* **Raw records**:

·····

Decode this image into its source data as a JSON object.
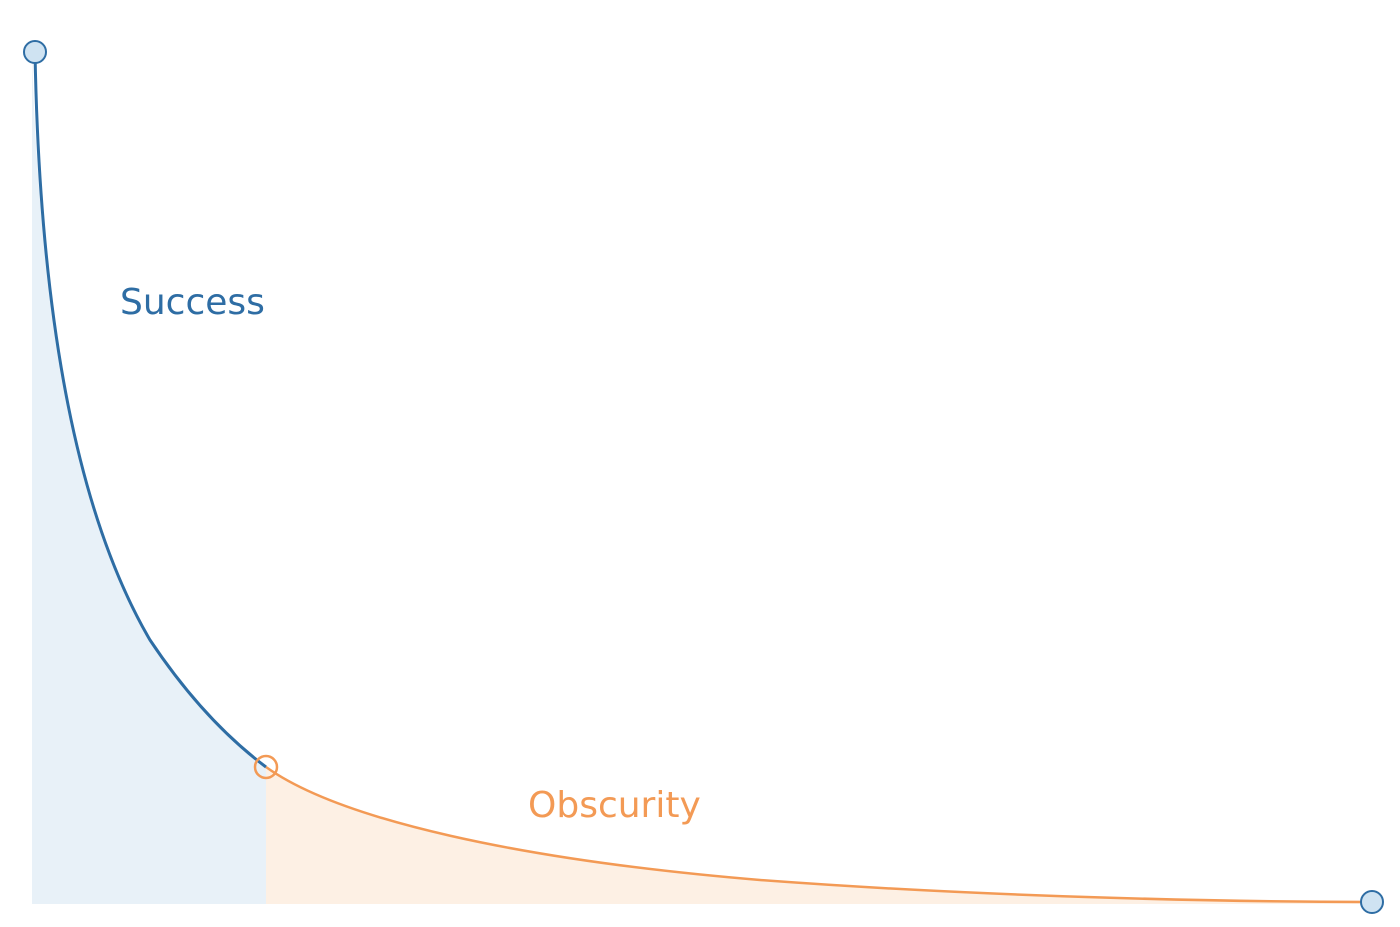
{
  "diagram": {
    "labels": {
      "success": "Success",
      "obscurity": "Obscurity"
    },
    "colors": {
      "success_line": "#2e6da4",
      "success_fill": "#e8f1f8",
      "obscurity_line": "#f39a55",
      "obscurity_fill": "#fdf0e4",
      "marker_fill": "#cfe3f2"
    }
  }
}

·····

* **Your instructions**: Retype the whole listing exactly and leave the pictures out.

* **Answer**:
Decode this image into its source data as a JSON object.
{
  "diagram": {
    "labels": {
      "success": "Success",
      "obscurity": "Obscurity"
    },
    "colors": {
      "success_line": "#2e6da4",
      "success_fill": "#e8f1f8",
      "obscurity_line": "#f39a55",
      "obscurity_fill": "#fdf0e4",
      "marker_fill": "#cfe3f2"
    }
  }
}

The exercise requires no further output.